* [Work item]: Each line of the data that includes "curso" must be copied.

[App and web page records]

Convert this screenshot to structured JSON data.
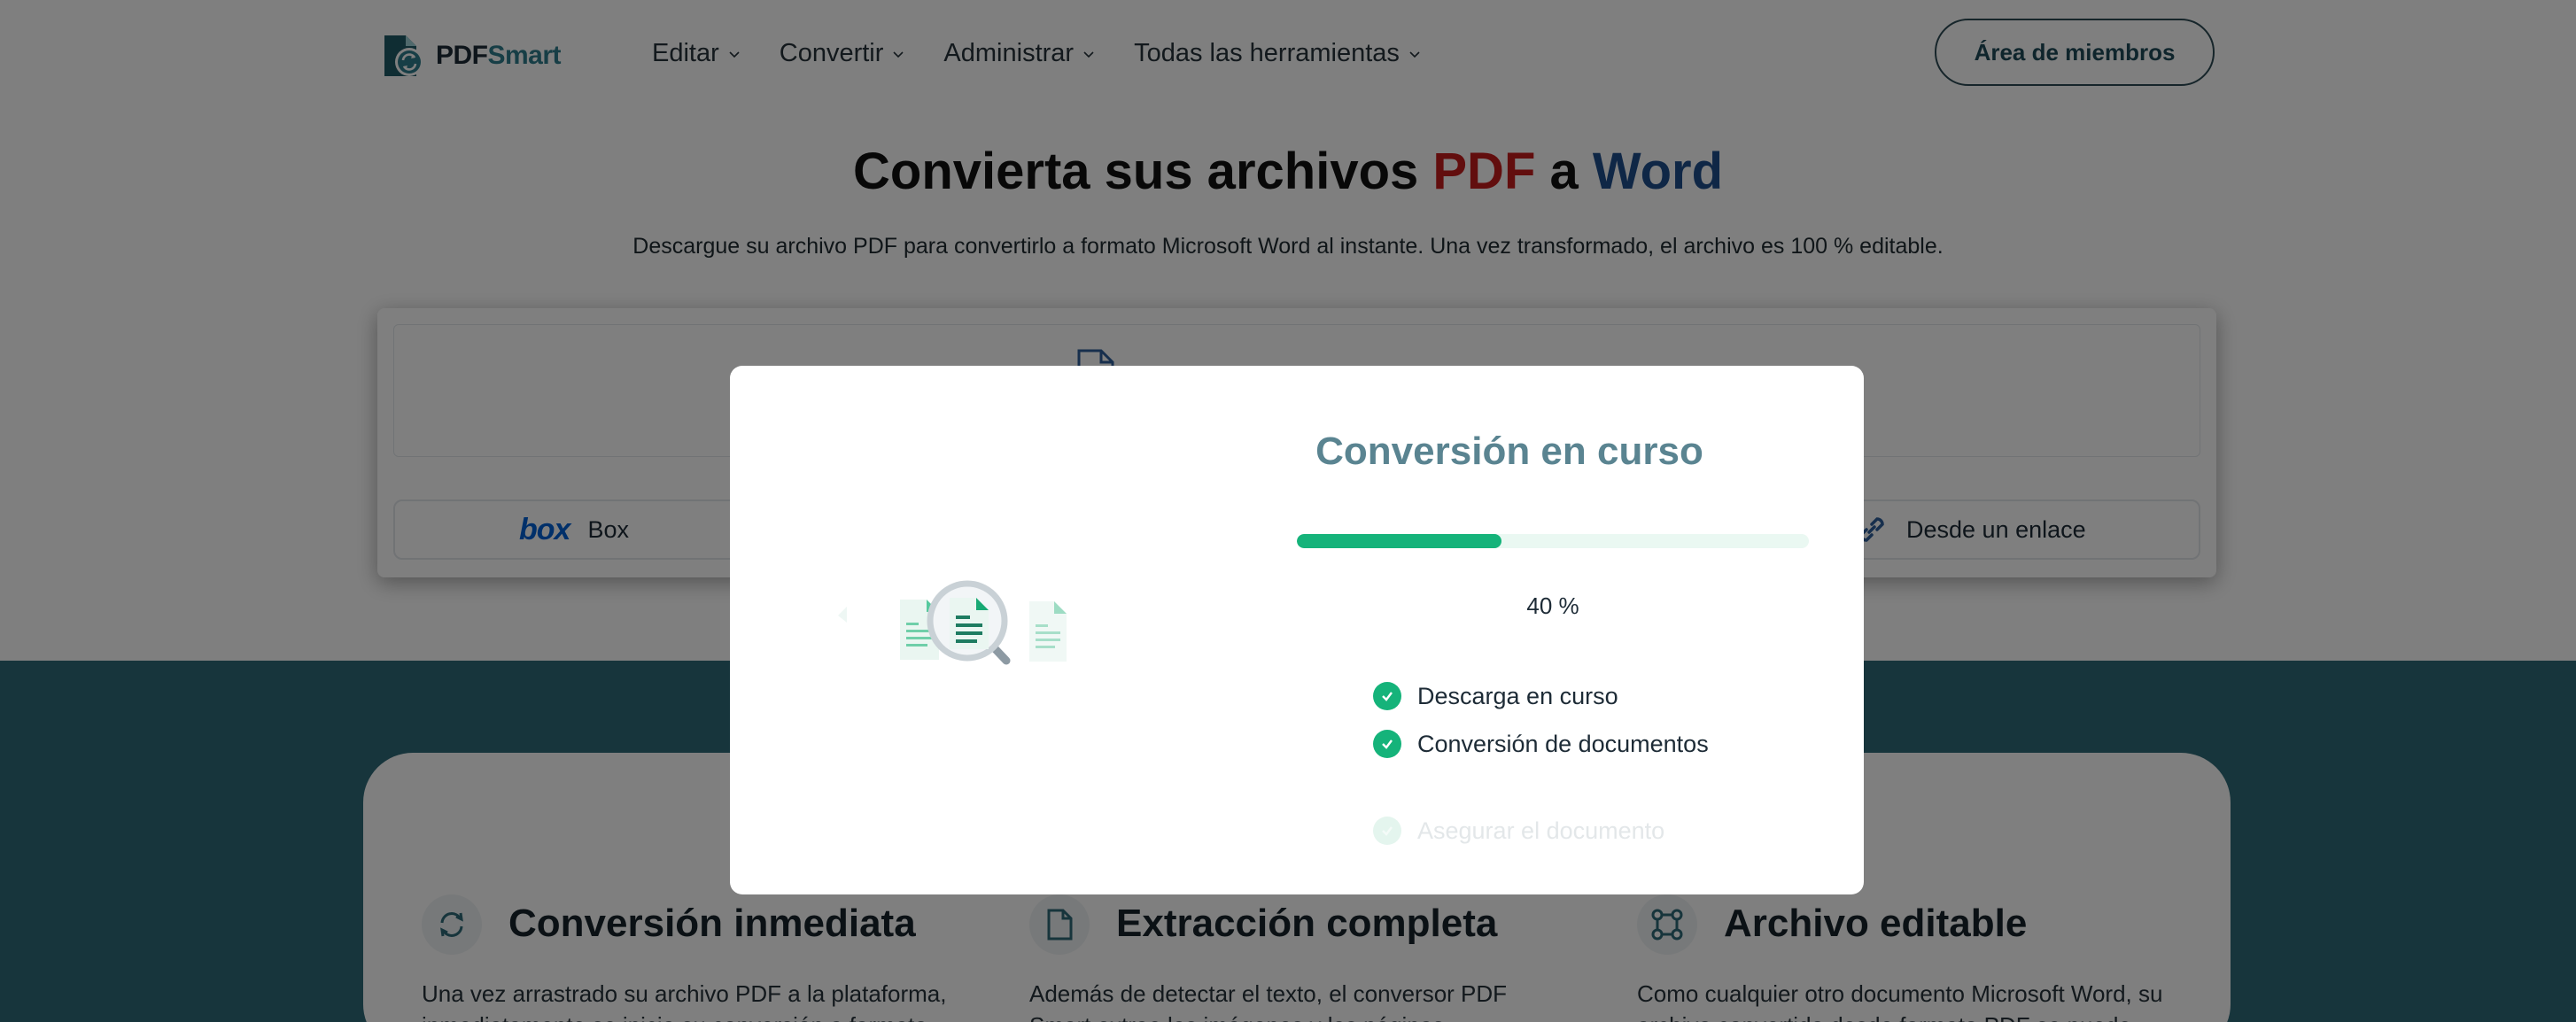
{
  "header": {
    "logo": {
      "prefix": "PDF",
      "suffix": "Smart"
    },
    "nav": [
      {
        "label": "Editar"
      },
      {
        "label": "Convertir"
      },
      {
        "label": "Administrar"
      },
      {
        "label": "Todas las herramientas"
      }
    ],
    "members_button": "Área de miembros"
  },
  "hero": {
    "title_part1": "Convierta sus archivos ",
    "title_pdf": "PDF",
    "title_mid": " a ",
    "title_word": "Word",
    "subtitle": "Descargue su archivo PDF para convertirlo a formato Microsoft Word al instante. Una vez transformado, el archivo es 100 % editable."
  },
  "upload": {
    "box_label": "Box",
    "box_logo": "box",
    "link_label": "Desde un enlace"
  },
  "features": [
    {
      "icon": "refresh-icon",
      "title": "Conversión inmediata",
      "desc": "Una vez arrastrado su archivo PDF a la plataforma, inmediatamente se inicia su conversión a formato"
    },
    {
      "icon": "document-icon",
      "title": "Extracción completa",
      "desc": "Además de detectar el texto, el conversor PDF Smart extrae las imágenes y las páginas"
    },
    {
      "icon": "vector-nodes-icon",
      "title": "Archivo editable",
      "desc": "Como cualquier otro documento Microsoft Word, su archivo convertido desde formato PDF se puede"
    }
  ],
  "modal": {
    "title": "Conversión en curso",
    "progress_fraction": 0.4,
    "percent_text": "40 %",
    "steps": [
      {
        "label": "Descarga en curso",
        "done": true
      },
      {
        "label": "Conversión de documentos",
        "done": true
      },
      {
        "label": "Asegurar el documento",
        "done": false
      }
    ]
  },
  "colors": {
    "accent_green": "#15b37a",
    "brand_teal": "#2e6a79",
    "pdf_red": "#c51c1c",
    "word_blue": "#1f4e8c",
    "modal_title": "#5a8491"
  }
}
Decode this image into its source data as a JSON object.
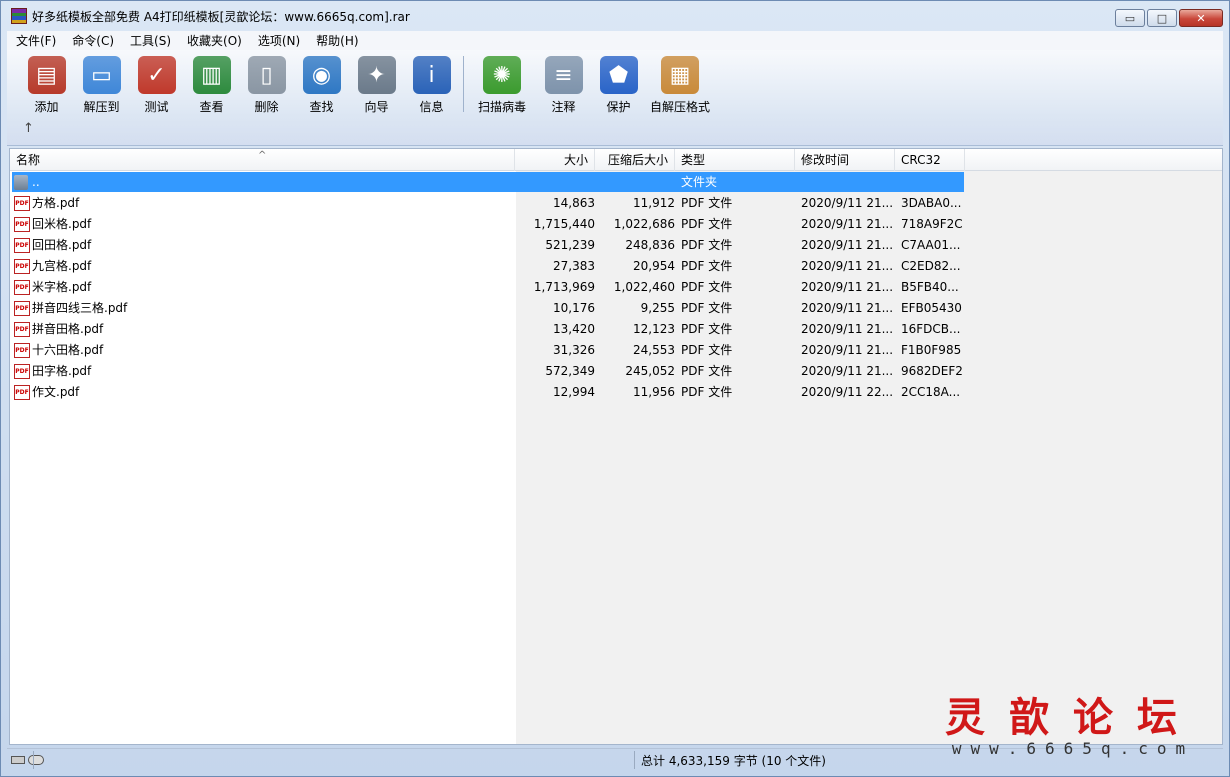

* [Result for this exercise]:
    "title": "Conversión en curso",
        "label": "Descarga en curso",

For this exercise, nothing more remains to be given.